What this task involves:
Send back all the data below, exactly as given.
:: Given data
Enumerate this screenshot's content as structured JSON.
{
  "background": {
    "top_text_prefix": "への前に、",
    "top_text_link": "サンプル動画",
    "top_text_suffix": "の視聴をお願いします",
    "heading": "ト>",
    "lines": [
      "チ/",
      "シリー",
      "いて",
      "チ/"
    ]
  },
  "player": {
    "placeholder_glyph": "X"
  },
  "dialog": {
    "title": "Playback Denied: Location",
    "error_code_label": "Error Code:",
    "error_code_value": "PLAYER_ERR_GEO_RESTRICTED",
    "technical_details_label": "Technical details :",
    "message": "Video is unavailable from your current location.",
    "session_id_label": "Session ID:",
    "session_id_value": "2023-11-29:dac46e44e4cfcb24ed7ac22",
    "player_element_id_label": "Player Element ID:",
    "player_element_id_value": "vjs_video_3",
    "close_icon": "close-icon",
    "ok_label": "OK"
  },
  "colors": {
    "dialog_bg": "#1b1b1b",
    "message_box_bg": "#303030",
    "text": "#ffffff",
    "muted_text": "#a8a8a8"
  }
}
::::
Solution:
Enumerate this screenshot's content as structured JSON.
{
  "background": {
    "top_text_prefix": "への前に、",
    "top_text_link": "サンプル動画",
    "top_text_suffix": "の視聴をお願いします",
    "heading": "ト>",
    "lines": [
      "チ/",
      "シリー",
      "いて",
      "チ/"
    ]
  },
  "player": {
    "placeholder_glyph": "X"
  },
  "dialog": {
    "title": "Playback Denied: Location",
    "error_code_label": "Error Code:",
    "error_code_value": "PLAYER_ERR_GEO_RESTRICTED",
    "technical_details_label": "Technical details :",
    "message": "Video is unavailable from your current location.",
    "session_id_label": "Session ID:",
    "session_id_value": "2023-11-29:dac46e44e4cfcb24ed7ac22",
    "player_element_id_label": "Player Element ID:",
    "player_element_id_value": "vjs_video_3",
    "close_icon": "close-icon",
    "ok_label": "OK"
  },
  "colors": {
    "dialog_bg": "#1b1b1b",
    "message_box_bg": "#303030",
    "text": "#ffffff",
    "muted_text": "#a8a8a8"
  }
}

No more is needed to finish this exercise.